---------- Excerpted data

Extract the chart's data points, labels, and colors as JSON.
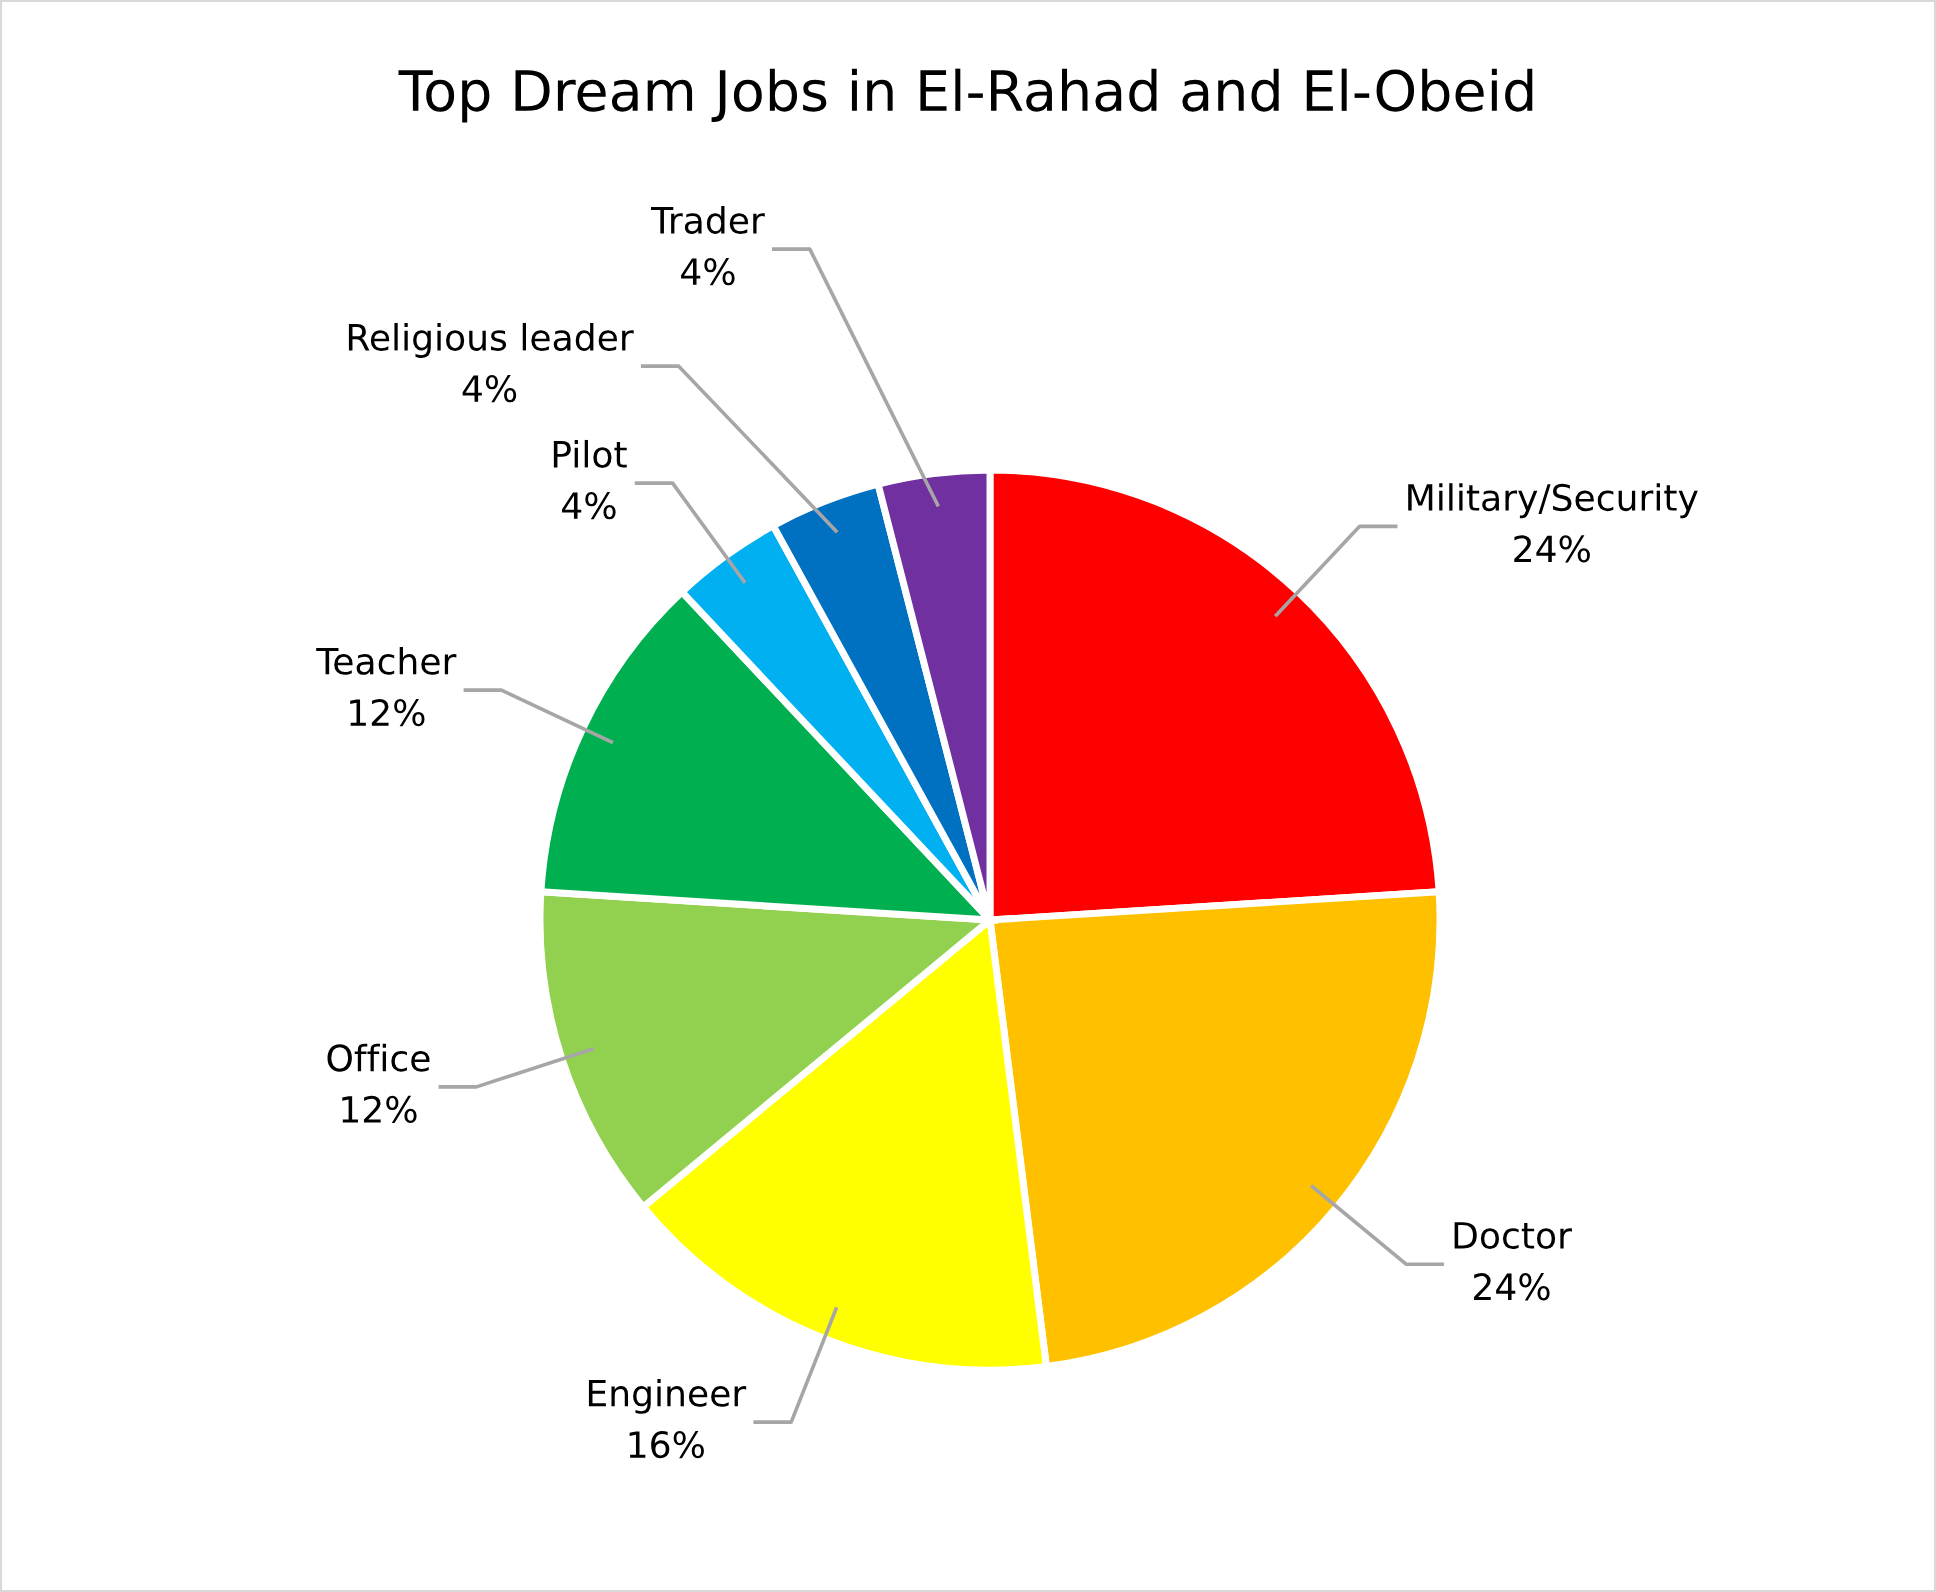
{
  "chart_data": {
    "type": "pie",
    "title": "Top Dream Jobs in El-Rahad and El-Obeid",
    "categories": [
      "Military/Security",
      "Doctor",
      "Engineer",
      "Office",
      "Teacher",
      "Pilot",
      "Religious leader",
      "Trader"
    ],
    "values": [
      24,
      24,
      16,
      12,
      12,
      4,
      4,
      4
    ],
    "value_labels": [
      "24%",
      "24%",
      "16%",
      "12%",
      "12%",
      "4%",
      "4%",
      "4%"
    ],
    "colors": [
      "#ff0000",
      "#ffc000",
      "#ffff00",
      "#92d050",
      "#00b050",
      "#00b0f0",
      "#0070c0",
      "#7030a0"
    ],
    "legend": false
  }
}
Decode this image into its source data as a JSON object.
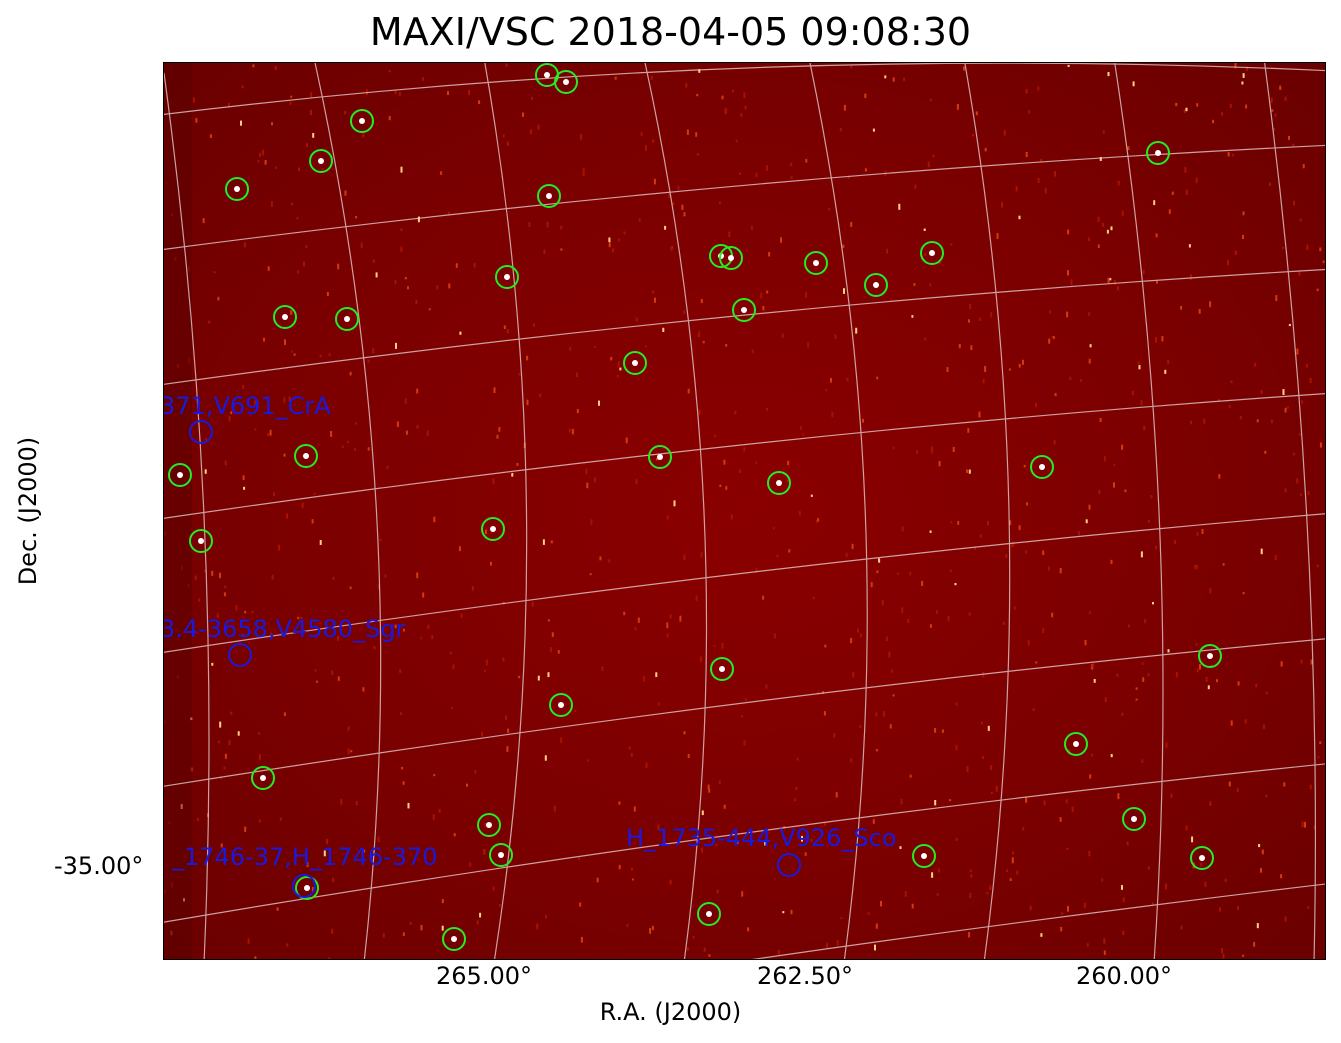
{
  "title": "MAXI/VSC 2018-04-05 09:08:30",
  "xlabel": "R.A. (J2000)",
  "ylabel": "Dec. (J2000)",
  "xticks": [
    {
      "label": "265.00°"
    },
    {
      "label": "262.50°"
    },
    {
      "label": "260.00°"
    }
  ],
  "yticks": [
    {
      "label": "-35.00°"
    }
  ],
  "sources": [
    {
      "label": "371,V691_CrA"
    },
    {
      "label": "3.4-3658,V4580_Sgr"
    },
    {
      "label": "_1746-37,H_1746-370"
    },
    {
      "label": "H_1735-444,V926_Sco"
    }
  ],
  "colors": {
    "background": "#7a0000",
    "grid": "#e8d8d8",
    "star_circle": "#22ee22",
    "source_marker": "#1a1adf",
    "text": "#000000"
  }
}
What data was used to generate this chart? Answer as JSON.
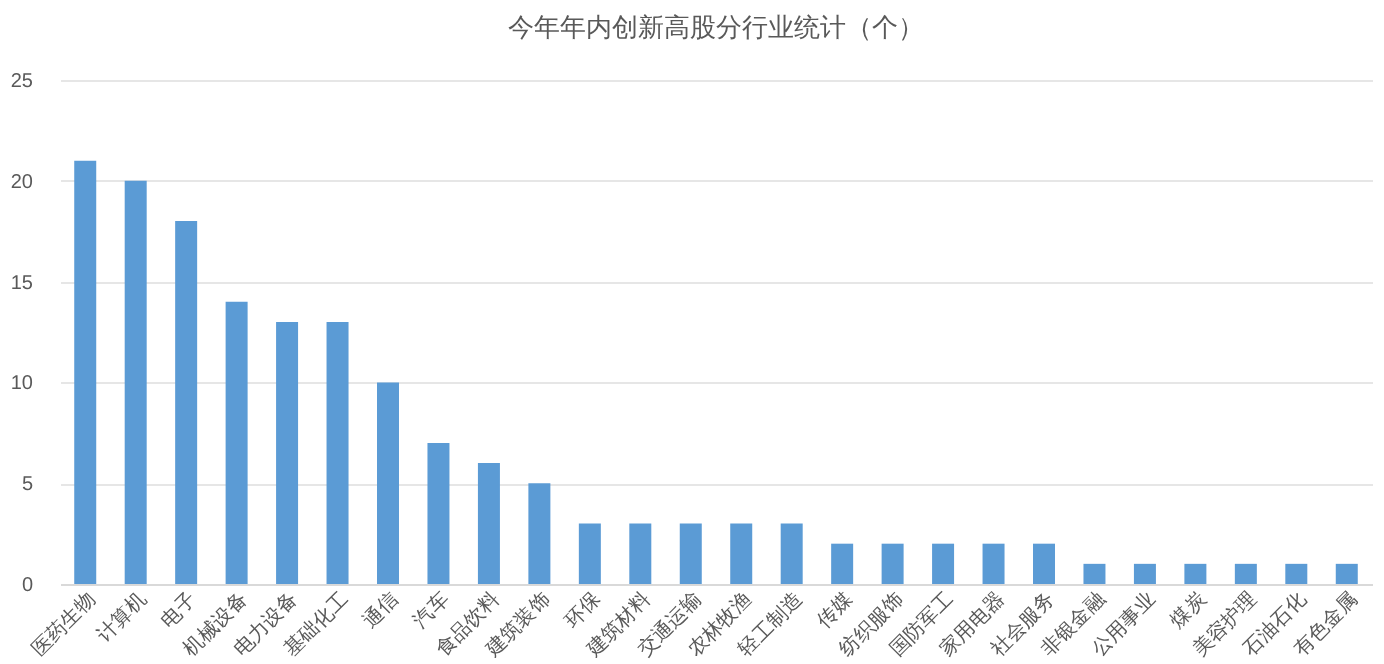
{
  "chart_data": {
    "type": "bar",
    "title": "今年年内创新高股分行业统计（个）",
    "categories": [
      "医药生物",
      "计算机",
      "电子",
      "机械设备",
      "电力设备",
      "基础化工",
      "通信",
      "汽车",
      "食品饮料",
      "建筑装饰",
      "环保",
      "建筑材料",
      "交通运输",
      "农林牧渔",
      "轻工制造",
      "传媒",
      "纺织服饰",
      "国防军工",
      "家用电器",
      "社会服务",
      "非银金融",
      "公用事业",
      "煤炭",
      "美容护理",
      "石油石化",
      "有色金属"
    ],
    "values": [
      21,
      20,
      18,
      14,
      13,
      13,
      10,
      7,
      6,
      5,
      3,
      3,
      3,
      3,
      3,
      2,
      2,
      2,
      2,
      2,
      1,
      1,
      1,
      1,
      1,
      1
    ],
    "color": "#5b9bd5",
    "ylim": [
      0,
      25
    ],
    "yticks": [
      0,
      5,
      10,
      15,
      20,
      25
    ],
    "grid": "y"
  }
}
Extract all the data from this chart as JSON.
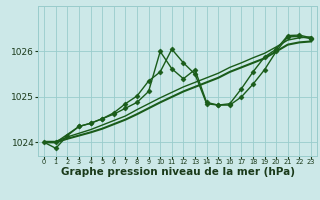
{
  "background_color": "#cce8e8",
  "grid_color": "#99cccc",
  "line_color": "#1a5c1a",
  "xlabel": "Graphe pression niveau de la mer (hPa)",
  "xlabel_fontsize": 7.5,
  "xlim": [
    -0.5,
    23.5
  ],
  "ylim": [
    1023.7,
    1027.0
  ],
  "yticks": [
    1024,
    1025,
    1026
  ],
  "ytick_labels": [
    "1024",
    "1025",
    "1026"
  ],
  "xticks": [
    0,
    1,
    2,
    3,
    4,
    5,
    6,
    7,
    8,
    9,
    10,
    11,
    12,
    13,
    14,
    15,
    16,
    17,
    18,
    19,
    20,
    21,
    22,
    23
  ],
  "series": [
    {
      "x": [
        0,
        1,
        2,
        3,
        4,
        5,
        6,
        7,
        8,
        9,
        10,
        11,
        12,
        13,
        14,
        15,
        16,
        17,
        18,
        19,
        20,
        21,
        22,
        23
      ],
      "y": [
        1024.0,
        1024.0,
        1024.08,
        1024.15,
        1024.22,
        1024.3,
        1024.4,
        1024.5,
        1024.62,
        1024.75,
        1024.88,
        1025.0,
        1025.12,
        1025.22,
        1025.32,
        1025.42,
        1025.55,
        1025.65,
        1025.75,
        1025.85,
        1026.0,
        1026.15,
        1026.2,
        1026.22
      ],
      "marker": null,
      "lw": 1.5
    },
    {
      "x": [
        0,
        1,
        2,
        3,
        4,
        5,
        6,
        7,
        8,
        9,
        10,
        11,
        12,
        13,
        14,
        15,
        16,
        17,
        18,
        19,
        20,
        21,
        22,
        23
      ],
      "y": [
        1024.02,
        1024.02,
        1024.12,
        1024.2,
        1024.28,
        1024.38,
        1024.48,
        1024.58,
        1024.72,
        1024.85,
        1024.98,
        1025.1,
        1025.22,
        1025.32,
        1025.42,
        1025.52,
        1025.65,
        1025.75,
        1025.86,
        1025.96,
        1026.1,
        1026.25,
        1026.3,
        1026.32
      ],
      "marker": null,
      "lw": 1.0
    },
    {
      "x": [
        0,
        1,
        2,
        3,
        4,
        5,
        6,
        7,
        8,
        9,
        10,
        11,
        12,
        13,
        14,
        15,
        16,
        17,
        18,
        19,
        20,
        21,
        22,
        23
      ],
      "y": [
        1024.0,
        1023.87,
        1024.15,
        1024.35,
        1024.42,
        1024.52,
        1024.65,
        1024.85,
        1025.02,
        1025.35,
        1025.55,
        1026.05,
        1025.75,
        1025.5,
        1024.85,
        1024.82,
        1024.82,
        1025.0,
        1025.28,
        1025.6,
        1026.0,
        1026.32,
        1026.33,
        1026.28
      ],
      "marker": "D",
      "lw": 1.0
    },
    {
      "x": [
        1,
        3,
        4,
        5,
        6,
        7,
        8,
        9,
        10,
        11,
        12,
        13,
        14,
        15,
        16,
        17,
        18,
        19,
        20,
        21,
        22,
        23
      ],
      "y": [
        1024.0,
        1024.35,
        1024.42,
        1024.52,
        1024.62,
        1024.75,
        1024.88,
        1025.12,
        1026.0,
        1025.62,
        1025.4,
        1025.6,
        1024.88,
        1024.82,
        1024.85,
        1025.18,
        1025.55,
        1025.88,
        1026.05,
        1026.35,
        1026.36,
        1026.3
      ],
      "marker": "D",
      "lw": 1.0
    }
  ]
}
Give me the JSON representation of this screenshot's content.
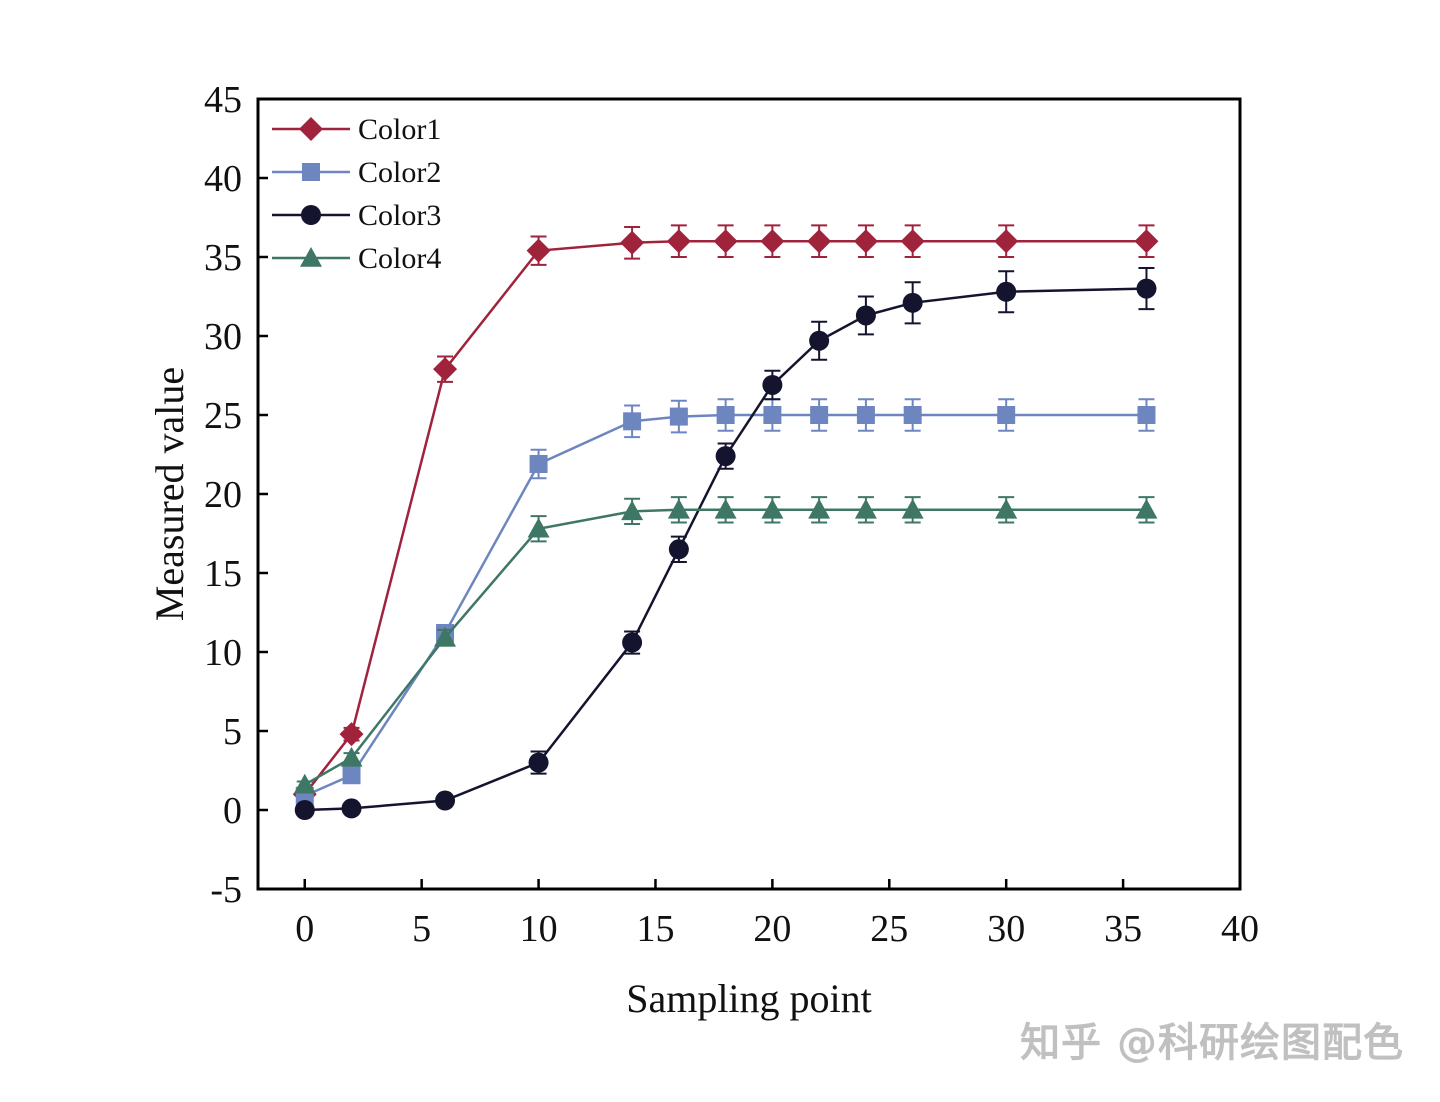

--------------------

Set task ▸ Copy each line above where the string "Extract" occurs.

Solution to this problem ▸
Extract the chart's data points, labels, and colors as JSON.
Extract all the data from this chart as JSON.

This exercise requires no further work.